SHORT TASK —
Update the entries below by writing them out again with every "node-label" changed to "vertex-label". Leave everything else as it is.
* start DATA FOR THIS EXERCISE *
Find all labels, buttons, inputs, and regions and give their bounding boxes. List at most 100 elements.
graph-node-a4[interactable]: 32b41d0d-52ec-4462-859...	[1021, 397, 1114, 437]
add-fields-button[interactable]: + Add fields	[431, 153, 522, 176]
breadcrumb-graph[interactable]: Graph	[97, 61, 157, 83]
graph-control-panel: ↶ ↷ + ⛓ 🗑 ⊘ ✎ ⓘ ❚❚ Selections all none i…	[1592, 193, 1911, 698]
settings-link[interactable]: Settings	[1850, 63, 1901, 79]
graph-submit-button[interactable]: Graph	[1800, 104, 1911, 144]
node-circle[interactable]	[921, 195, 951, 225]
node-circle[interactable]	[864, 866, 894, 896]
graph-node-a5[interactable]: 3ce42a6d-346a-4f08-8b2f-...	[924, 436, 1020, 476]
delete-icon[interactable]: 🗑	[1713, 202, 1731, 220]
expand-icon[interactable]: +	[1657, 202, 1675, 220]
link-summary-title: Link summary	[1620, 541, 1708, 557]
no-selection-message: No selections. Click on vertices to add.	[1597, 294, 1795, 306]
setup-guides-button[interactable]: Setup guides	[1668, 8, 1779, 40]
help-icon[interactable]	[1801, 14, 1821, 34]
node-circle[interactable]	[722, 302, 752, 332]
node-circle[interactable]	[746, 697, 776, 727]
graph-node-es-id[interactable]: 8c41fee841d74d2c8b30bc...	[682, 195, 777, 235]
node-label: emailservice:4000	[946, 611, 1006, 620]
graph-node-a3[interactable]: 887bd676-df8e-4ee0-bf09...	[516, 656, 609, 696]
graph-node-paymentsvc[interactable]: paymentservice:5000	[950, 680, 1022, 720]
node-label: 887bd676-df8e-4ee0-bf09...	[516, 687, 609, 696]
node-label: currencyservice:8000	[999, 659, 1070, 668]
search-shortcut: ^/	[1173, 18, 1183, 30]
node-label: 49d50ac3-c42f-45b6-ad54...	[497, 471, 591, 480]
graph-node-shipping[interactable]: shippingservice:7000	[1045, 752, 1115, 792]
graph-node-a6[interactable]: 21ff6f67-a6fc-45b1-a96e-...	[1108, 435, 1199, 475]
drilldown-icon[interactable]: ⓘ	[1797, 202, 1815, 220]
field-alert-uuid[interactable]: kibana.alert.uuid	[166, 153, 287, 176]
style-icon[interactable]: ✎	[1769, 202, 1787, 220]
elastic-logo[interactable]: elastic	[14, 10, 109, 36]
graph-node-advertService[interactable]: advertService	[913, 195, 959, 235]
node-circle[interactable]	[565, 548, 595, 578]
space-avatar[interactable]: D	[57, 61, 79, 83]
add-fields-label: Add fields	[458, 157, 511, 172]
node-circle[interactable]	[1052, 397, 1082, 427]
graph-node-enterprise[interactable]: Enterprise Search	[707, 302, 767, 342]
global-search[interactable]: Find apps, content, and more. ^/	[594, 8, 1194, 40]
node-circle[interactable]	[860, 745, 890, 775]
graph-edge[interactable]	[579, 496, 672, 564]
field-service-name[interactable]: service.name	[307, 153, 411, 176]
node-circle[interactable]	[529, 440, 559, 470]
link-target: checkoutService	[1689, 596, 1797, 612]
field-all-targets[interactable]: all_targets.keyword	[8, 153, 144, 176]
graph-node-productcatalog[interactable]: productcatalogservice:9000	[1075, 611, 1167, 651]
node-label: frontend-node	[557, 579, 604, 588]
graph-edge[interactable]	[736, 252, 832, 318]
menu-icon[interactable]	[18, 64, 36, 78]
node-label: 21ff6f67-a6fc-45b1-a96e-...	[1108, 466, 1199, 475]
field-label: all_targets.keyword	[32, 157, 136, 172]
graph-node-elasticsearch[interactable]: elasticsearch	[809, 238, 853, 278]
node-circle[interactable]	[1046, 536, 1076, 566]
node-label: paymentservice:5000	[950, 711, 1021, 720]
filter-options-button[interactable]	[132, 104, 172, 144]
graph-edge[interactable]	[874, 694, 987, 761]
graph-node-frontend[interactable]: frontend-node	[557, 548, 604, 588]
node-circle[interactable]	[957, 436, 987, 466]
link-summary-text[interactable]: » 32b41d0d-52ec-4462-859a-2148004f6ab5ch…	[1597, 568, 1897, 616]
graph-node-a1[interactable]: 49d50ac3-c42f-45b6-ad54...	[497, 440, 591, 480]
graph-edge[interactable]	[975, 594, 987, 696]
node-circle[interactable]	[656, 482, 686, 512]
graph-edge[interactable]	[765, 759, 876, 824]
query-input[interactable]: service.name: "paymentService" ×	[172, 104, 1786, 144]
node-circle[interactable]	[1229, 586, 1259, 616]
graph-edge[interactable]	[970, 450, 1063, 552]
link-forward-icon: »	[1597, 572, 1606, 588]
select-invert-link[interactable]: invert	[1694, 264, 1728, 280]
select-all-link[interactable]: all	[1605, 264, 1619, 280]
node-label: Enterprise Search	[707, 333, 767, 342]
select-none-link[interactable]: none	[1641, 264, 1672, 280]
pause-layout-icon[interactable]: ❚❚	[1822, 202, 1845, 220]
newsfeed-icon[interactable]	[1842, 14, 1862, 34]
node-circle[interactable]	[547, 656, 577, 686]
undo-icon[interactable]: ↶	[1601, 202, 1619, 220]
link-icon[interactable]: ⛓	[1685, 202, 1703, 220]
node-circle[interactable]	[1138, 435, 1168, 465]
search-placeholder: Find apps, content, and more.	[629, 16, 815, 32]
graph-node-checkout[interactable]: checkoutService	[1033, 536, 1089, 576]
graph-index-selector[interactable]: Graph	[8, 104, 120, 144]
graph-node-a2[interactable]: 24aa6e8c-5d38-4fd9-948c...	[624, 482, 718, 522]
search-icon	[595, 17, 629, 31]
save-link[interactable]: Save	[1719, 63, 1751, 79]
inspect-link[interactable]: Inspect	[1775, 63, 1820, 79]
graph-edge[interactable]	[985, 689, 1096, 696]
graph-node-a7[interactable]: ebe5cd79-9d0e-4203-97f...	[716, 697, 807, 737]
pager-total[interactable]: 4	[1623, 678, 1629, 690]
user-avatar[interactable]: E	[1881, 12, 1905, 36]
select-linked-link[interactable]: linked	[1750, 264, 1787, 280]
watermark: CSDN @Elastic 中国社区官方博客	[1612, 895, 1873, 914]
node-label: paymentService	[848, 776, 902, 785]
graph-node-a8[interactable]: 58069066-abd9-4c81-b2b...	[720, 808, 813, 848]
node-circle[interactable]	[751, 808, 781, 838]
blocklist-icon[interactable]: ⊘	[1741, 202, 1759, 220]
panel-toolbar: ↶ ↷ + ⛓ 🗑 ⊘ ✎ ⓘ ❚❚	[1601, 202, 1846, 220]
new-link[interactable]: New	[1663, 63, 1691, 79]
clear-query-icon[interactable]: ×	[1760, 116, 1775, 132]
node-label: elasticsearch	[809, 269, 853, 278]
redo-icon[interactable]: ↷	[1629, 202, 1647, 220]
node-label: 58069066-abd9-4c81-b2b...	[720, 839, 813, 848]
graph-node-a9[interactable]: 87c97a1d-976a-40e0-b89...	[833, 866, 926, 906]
* end DATA FOR THIS EXERCISE *
RESPONSE FOR THIS EXERCISE —
Find all labels, buttons, inputs, and regions and give their bounding boxes. List at most 100 elements.
graph-node-a4[interactable]: 32b41d0d-52ec-4462-859...	[1021, 397, 1114, 437]
add-fields-button[interactable]: + Add fields	[431, 153, 522, 176]
breadcrumb-graph[interactable]: Graph	[97, 61, 157, 83]
graph-control-panel: ↶ ↷ + ⛓ 🗑 ⊘ ✎ ⓘ ❚❚ Selections all none i…	[1592, 193, 1911, 698]
settings-link[interactable]: Settings	[1850, 63, 1901, 79]
graph-submit-button[interactable]: Graph	[1800, 104, 1911, 144]
node-circle[interactable]	[921, 195, 951, 225]
node-circle[interactable]	[864, 866, 894, 896]
graph-node-a5[interactable]: 3ce42a6d-346a-4f08-8b2f-...	[924, 436, 1020, 476]
delete-icon[interactable]: 🗑	[1713, 202, 1731, 220]
expand-icon[interactable]: +	[1657, 202, 1675, 220]
link-summary-title: Link summary	[1620, 541, 1708, 557]
no-selection-message: No selections. Click on vertices to add.	[1597, 294, 1795, 306]
setup-guides-button[interactable]: Setup guides	[1668, 8, 1779, 40]
help-icon[interactable]	[1801, 14, 1821, 34]
node-circle[interactable]	[722, 302, 752, 332]
node-circle[interactable]	[746, 697, 776, 727]
graph-node-es-id[interactable]: 8c41fee841d74d2c8b30bc...	[682, 195, 777, 235]
vertex-label: emailservice:4000	[946, 611, 1006, 620]
graph-node-a3[interactable]: 887bd676-df8e-4ee0-bf09...	[516, 656, 609, 696]
graph-node-paymentsvc[interactable]: paymentservice:5000	[950, 680, 1022, 720]
vertex-label: 887bd676-df8e-4ee0-bf09...	[516, 687, 609, 696]
vertex-label: currencyservice:8000	[999, 659, 1070, 668]
search-shortcut: ^/	[1173, 18, 1183, 30]
vertex-label: 49d50ac3-c42f-45b6-ad54...	[497, 471, 591, 480]
graph-node-shipping[interactable]: shippingservice:7000	[1045, 752, 1115, 792]
graph-node-a6[interactable]: 21ff6f67-a6fc-45b1-a96e-...	[1108, 435, 1199, 475]
drilldown-icon[interactable]: ⓘ	[1797, 202, 1815, 220]
field-alert-uuid[interactable]: kibana.alert.uuid	[166, 153, 287, 176]
style-icon[interactable]: ✎	[1769, 202, 1787, 220]
elastic-logo[interactable]: elastic	[14, 10, 109, 36]
graph-node-advertService[interactable]: advertService	[913, 195, 959, 235]
node-circle[interactable]	[565, 548, 595, 578]
space-avatar[interactable]: D	[57, 61, 79, 83]
add-fields-label: Add fields	[458, 157, 511, 172]
node-circle[interactable]	[1052, 397, 1082, 427]
graph-node-enterprise[interactable]: Enterprise Search	[707, 302, 767, 342]
global-search[interactable]: Find apps, content, and more. ^/	[594, 8, 1194, 40]
node-circle[interactable]	[860, 745, 890, 775]
graph-edge[interactable]	[579, 496, 672, 564]
field-service-name[interactable]: service.name	[307, 153, 411, 176]
node-circle[interactable]	[529, 440, 559, 470]
link-target: checkoutService	[1689, 596, 1797, 612]
field-all-targets[interactable]: all_targets.keyword	[8, 153, 144, 176]
graph-node-productcatalog[interactable]: productcatalogservice:9000	[1075, 611, 1167, 651]
vertex-label: frontend-node	[557, 579, 604, 588]
graph-edge[interactable]	[736, 252, 832, 318]
menu-icon[interactable]	[18, 64, 36, 78]
vertex-label: 21ff6f67-a6fc-45b1-a96e-...	[1108, 466, 1199, 475]
field-label: all_targets.keyword	[32, 157, 136, 172]
graph-node-elasticsearch[interactable]: elasticsearch	[809, 238, 853, 278]
node-circle[interactable]	[1046, 536, 1076, 566]
vertex-label: paymentservice:5000	[950, 711, 1021, 720]
filter-options-button[interactable]	[132, 104, 172, 144]
graph-edge[interactable]	[874, 694, 987, 761]
graph-node-frontend[interactable]: frontend-node	[557, 548, 604, 588]
node-circle[interactable]	[957, 436, 987, 466]
link-summary-text[interactable]: » 32b41d0d-52ec-4462-859a-2148004f6ab5ch…	[1597, 568, 1897, 616]
graph-node-a1[interactable]: 49d50ac3-c42f-45b6-ad54...	[497, 440, 591, 480]
graph-edge[interactable]	[975, 594, 987, 696]
node-circle[interactable]	[656, 482, 686, 512]
graph-edge[interactable]	[765, 759, 876, 824]
query-input[interactable]: service.name: "paymentService" ×	[172, 104, 1786, 144]
node-circle[interactable]	[1229, 586, 1259, 616]
graph-edge[interactable]	[970, 450, 1063, 552]
link-forward-icon: »	[1597, 572, 1606, 588]
select-invert-link[interactable]: invert	[1694, 264, 1728, 280]
select-all-link[interactable]: all	[1605, 264, 1619, 280]
vertex-label: Enterprise Search	[707, 333, 767, 342]
select-none-link[interactable]: none	[1641, 264, 1672, 280]
pause-layout-icon[interactable]: ❚❚	[1822, 202, 1845, 220]
newsfeed-icon[interactable]	[1842, 14, 1862, 34]
node-circle[interactable]	[547, 656, 577, 686]
undo-icon[interactable]: ↶	[1601, 202, 1619, 220]
link-icon[interactable]: ⛓	[1685, 202, 1703, 220]
node-circle[interactable]	[1138, 435, 1168, 465]
search-placeholder: Find apps, content, and more.	[629, 16, 815, 32]
graph-node-checkout[interactable]: checkoutService	[1033, 536, 1089, 576]
graph-index-selector[interactable]: Graph	[8, 104, 120, 144]
graph-node-a2[interactable]: 24aa6e8c-5d38-4fd9-948c...	[624, 482, 718, 522]
search-icon	[595, 17, 629, 31]
save-link[interactable]: Save	[1719, 63, 1751, 79]
inspect-link[interactable]: Inspect	[1775, 63, 1820, 79]
graph-edge[interactable]	[985, 689, 1096, 696]
graph-node-a7[interactable]: ebe5cd79-9d0e-4203-97f...	[716, 697, 807, 737]
pager-total[interactable]: 4	[1623, 678, 1629, 690]
user-avatar[interactable]: E	[1881, 12, 1905, 36]
select-linked-link[interactable]: linked	[1750, 264, 1787, 280]
watermark: CSDN @Elastic 中国社区官方博客	[1612, 895, 1873, 914]
vertex-label: paymentService	[848, 776, 902, 785]
graph-node-a8[interactable]: 58069066-abd9-4c81-b2b...	[720, 808, 813, 848]
node-circle[interactable]	[751, 808, 781, 838]
blocklist-icon[interactable]: ⊘	[1741, 202, 1759, 220]
panel-toolbar: ↶ ↷ + ⛓ 🗑 ⊘ ✎ ⓘ ❚❚	[1601, 202, 1846, 220]
new-link[interactable]: New	[1663, 63, 1691, 79]
clear-query-icon[interactable]: ×	[1760, 116, 1775, 132]
vertex-label: elasticsearch	[809, 269, 853, 278]
redo-icon[interactable]: ↷	[1629, 202, 1647, 220]
vertex-label: 58069066-abd9-4c81-b2b...	[720, 839, 813, 848]
graph-node-a9[interactable]: 87c97a1d-976a-40e0-b89...	[833, 866, 926, 906]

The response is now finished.